--- Start ---
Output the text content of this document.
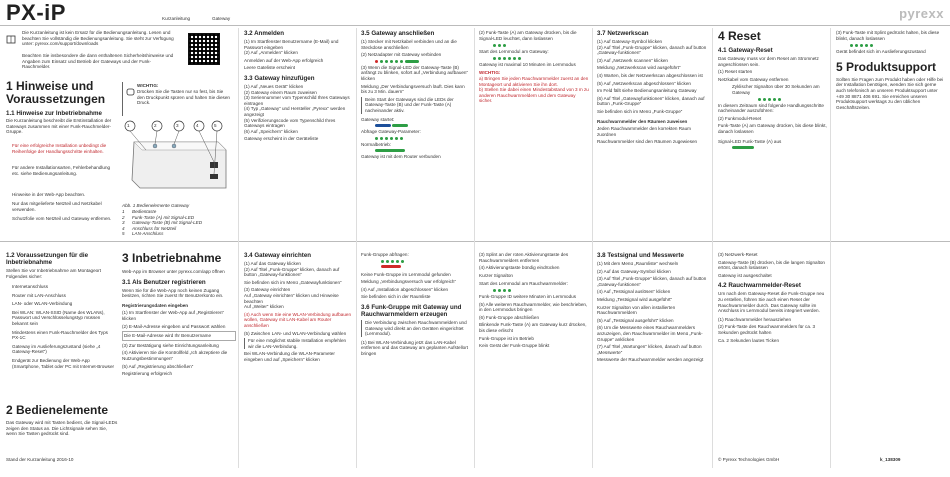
PX-iP	Kurzanleitung	Gateway	pyrexx
Die Kurzanleitung ist kein Ersatz für die Bedienungsanleitung. Lesen und beachten Sie vollständig die Bedienungsanleitung. Sie steht zur Verfügung unter: pyrexx.com/support/downloads
Beachten Sie insbesondere die dann enthaltenen Sicherheitshinweise und Angaben zum Einsatz und Betrieb der Gateways und der Funk-Rauchmelder.
1 Hinweise und Voraussetzungen
1.1 Hinweise zur Inbetriebnahme
Die Kurzanleitung beschreibt die Erstinstallation der Gateways zusammen mit einer Funk-Rauchmelder-Gruppe.
Für eine erfolgreiche Installation unbedingt die Reihenfolge der Handlungsschritte einhalten.
Für andere Installationsarten, Fehlerbehandlung etc. siehe Bedienungsanleitung.
Hinweise in der Web-App beachten.
Nur das mitgelieferte Netzteil und Netzkabel verwenden.
Schutzfolie vom Netzteil und Gateway entfernen.
WICHTIG:
Drücken Sie die Tasten nur so fest, bis Sie den Druckpunkt spüren und halten Sie diesen Druck.
1	2	3	4	5
Abb. 1 Bedienelemente Gateway
1 Bedientaste
2 Funk-Taste (A) mit Signal-LED
3 Gateway-Taste (B) mit Signal-LED
4 Anschluss für Netzteil
5 LAN-Anschluss
1.2 Voraussetzungen für die Inbetriebnahme
Stellen Sie vor Inbetriebnahme am Montageort Folgendes sicher:
Internetanschluss
Router mit LAN-Anschluss
LAN- oder WLAN-Verbindung
Bei WLAN: WLAN-SSID (Name des WLANs), Passwort und Verschlüsselungstyp müssen bekannt sein
Mindestens einen Funk-Rauchmelder des Typs PX-1C
Gateway im Auslieferungszustand (siehe „4 Gateway-Reset“)
Endgerät zur Bedienung der Web-App (Smartphone, Tablet oder PC mit Internet-Browser
2 Bedienelemente
Das Gateway wird mit Tasten bedient, die Signal-LEDs zeigen den Status an. Die Lichtsignale sehen Sie, wenn Sie Tasten gedrückt sind.
Stand der Kurzanleitung 2016-10
3.2 Anmelden
(1) Im Startfenster Benutzername (E-Mail) und Passwort eingeben
(2) Auf „Anmelden“ klicken
Anmelden auf der Web-App erfolgreich
Leere Gateliste erscheint
3.3 Gateway hinzufügen
(1) Auf „Neues Gerät“ klicken
(2) Gateway einem Raum zuweisen
(3) Seriennummer vom Typenschild Ihres Gateways eintragen
(4) Typ „Gateway“ und Hersteller „Pyrexx“ werden angezeigt
(5) Verifizierungscode vom Typenschild Ihres Gateways eintragen
(6) Auf „Speichern“ klicken
Gateway erscheint in der Geräteliste
3 Inbetriebnahme
Web-App im Browser unter pyrexx.com/app öffnen
3.1 Als Benutzer registrieren
Wenn Sie für die Web-App noch keinen Zugang besitzen, richten Sie zuerst Ihr Benutzerkonto ein.
Registrierungsdaten eingeben
(1) Im Startfenster der Web-App auf „Registrieren“ klicken
(2) E-Mail-Adresse eingeben und Passwort wählen
Die E-Mail-Adresse wird Ihr Benutzername
(3) Zur Bestätigung siehe Einrichtungsanleitung
(4) Aktivieren Sie die Kontrollfeld „Ich akzeptiere die Nutzungsbestimmungen“
(5) Auf „Registrierung abschließen“
Registrierung erfolgreich
3.4 Gateway einrichten
(1) Auf das Gateway klicken
(2) Auf Titel „Funk-Gruppe“ klicken, danach auf button „Gateway-funktionen“
Sie befinden sich im Menü „Gatewayfunktionen“
(3) Gateway einrichten
Auf „Gateway einrichten“ klicken und Hinweise beachten
Auf „Weiter“ klicken
(4) Auch wenn Sie eine WLAN-Verbindung aufbauen wollen, Gateway mit LAN-Kabel am Router anschließen
(5) Zwischen LAN- und WLAN-Verbindung wählen
Für eine möglichst stabile Installation empfehlen wir die LAN-Verbindung.
Bei WLAN-Verbindung die WLAN-Parameter eingeben und auf „Speichern“ klicken
3.5 Gateway anschließen
(1) Stecker mit Netzkabel verbinden und an die Steckdose anschließen
(2) Netzadapter mit Gateway verbinden
(3) Wenn die Signal-LED der Gateway-Taste (B) anfängt zu blinken, sofort auf „Verbindung aufbauen“ klicken
Meldung „Der Verbindungsversuch läuft. Dies kann bis zu 3 Min. dauern“
Beim Start der Gateways sind die LEDs der Gateway-Taste (B) und der Funk-Taste (A) nacheinander aktiv.
Gateway startet:
Abfrage Gateway-Parameter:
Normalbetrieb:
Gateway ist mit dem Router verbunden
Funk-Gruppe abfragen:
Keine Funk-Gruppe im Lernmodul gefunden
Meldung „Verbindungsversuch war erfolgreich“
(4) Auf „Installation abgeschlossen“ klicken
Sie befinden sich in der Raumliste
3.6 Funk-Gruppe mit Gateway und Rauchwarnmeldern erzeugen
Die Verbindung zwischen Rauchwarnmeldern und Gateway wird direkt an den Geräten eingerichtet (Lernmodul).
(1) Bei WLAN-Verbindung jetzt das LAN-Kabel entfernen und das Gateway am geplanten Aufstellort bringen
(2) Funk-Taste (A) am Gateway drücken, bis die Signal-LED leuchtet, dann loslassen
Start des Lernmodul am Gateway:
Gateway ist maximal 10 Minuten im Lernmodus
WICHTIG:
a) Bringen Sie jeden Rauchwarnmelder zuerst an den Montageort und aktivieren Sie ihn dort.
b) Stellen Sie dabei einen Mindestabstand von 3 m zu anderen Rauchwarnmeldern und dem Gateway sicher.
(3) Splint an der roten Aktivierungstaste des Rauchwarnmelders entfernen
(4) Aktivierungstaste bündig eindrücken
Kurzer Signalton
Start des Lernmodul am Rauchwarnmelder:
Funk-Gruppe ID weitere Minuten im Lernmodus
(5) Alle weiteren Rauchwarnmelder, wie beschrieben, in den Lernmodus bringen
(6) Funk-Gruppe abschließen
Blinkende Funk-Taste (A) am Gateway kurz drücken, bis diese erlischt
Funk-Gruppe ist im Betrieb
Kein Gerät der Funk-Gruppe blinkt
3.7 Netzwerkscan
(1) Auf Gateway-Symbol klicken
(2) Auf Titel „Funk-Gruppe“ klicken, danach auf button „Gateway-funktionen“
(3) Auf „Netzwerk scannen“ klicken
Meldung „Netzwerkscan wird ausgeführt“
(4) Warten, bis der Netzwerkscan abgeschlossen ist
(5) Auf „Netzwerkscan abgeschlossen“ klicken
Im Feld fällt siehe Bedienungsanleitung Gateway
(6) Auf Titel „Gatewayfunktionen“ klicken, danach auf button „Funk-Gruppe“
Sie befinden sich im Menü „Funk-Gruppe“
Rauchwarnmelder den Räumen zuweisen
Jeden Rauchwarnmelder den korrekten Raum zuordnen
Rauchwarnmelder sind den Räumen zugewiesen
3.8 Testsignal und Messwerte
(1) Mit dem Menü „Raumliste“ wechseln
(2) Auf das Gateway-Symbol klicken
(3) Auf Titel „Funk-Gruppe“ klicken, danach auf button „Gateway-funktionen“
(4) Auf „Testsignal auslösen“ klicken
Meldung „Testsignal wird ausgeführt“
Kurzer Signalton von allen installierten Rauchwarnmeldern
(5) Auf „Testsignal ausgeführt“ klicken
(6) Um die Messwerte eines Rauchwarnmelders anzuzeigen, den Rauchwarnmelder im Menü „Funk-Gruppe“ anklicken
(7) Auf Titel „Wartungen“ klicken, danach auf button „Messwerte“
Messwerte der Rauchwarnmelder werden angezeigt
4 Reset
4.1 Gateway-Reset
Das Gateway muss vor dem Reset am Stromnetz angeschlossen sein.
(1) Reset starten
Netzkabel vom Gateway entfernen
Zyklischer Signalton über 30 Sekunden am Gateway
In diesem Zeitraum sind folgende Handlungsschritte nacheinander auszuführen:
(2) Funkmodul-Reset
Funk-Taste (A) am Gateway drücken, bis diese blinkt, danach loslassen
Signal-LED Funk-Taste (A) aus
(3) Netzwerk-Reset
Gateway-Taste (B) drücken, bis die langen Signalton ertönt, danach loslassen
Gateway ist ausgeschaltet
4.2 Rauchwarnmelder-Reset
Um nach dem Gateway-Reset die Funk-Gruppe neu zu erstellen, führen Sie auch einen Reset der Rauchwarnmelder durch. Das Gateway sollte im Anschluss im Lernmodul bereits integriert werden.
(1) Rauchwarnmelder herausziehen
(2) Funk-Taste des Rauchwarnmelders für ca. 3 Sekunden gedrückt halten
Ca. 2 Sekunden lautes Ticken
© Pyrexx Technologies GmbH
(3) Funk-Taste mit Splint gedrückt halten, bis diese blinkt, danach loslassen
Gerät befindet sich im Auslieferungszustand
5 Produktsupport
Sollten Sie Fragen zum Produkt haben oder Hilfe bei der Installation benötigen, wenden Sie sich gerne auch telefonisch an unseren Produktsupport unter +49 30 8871 406 691. Sie erreichen unseren Produktsupport werktags zu den üblichen Geschäftszeiten.
k_138309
--- End ---
WORK REQUIRED →
Copy each line holding the word "zuweisen" from the listing above.

EXPECTED ANSWER →
(2) Gateway einem Raum zuweisen
Rauchwarnmelder den Räumen zuweisen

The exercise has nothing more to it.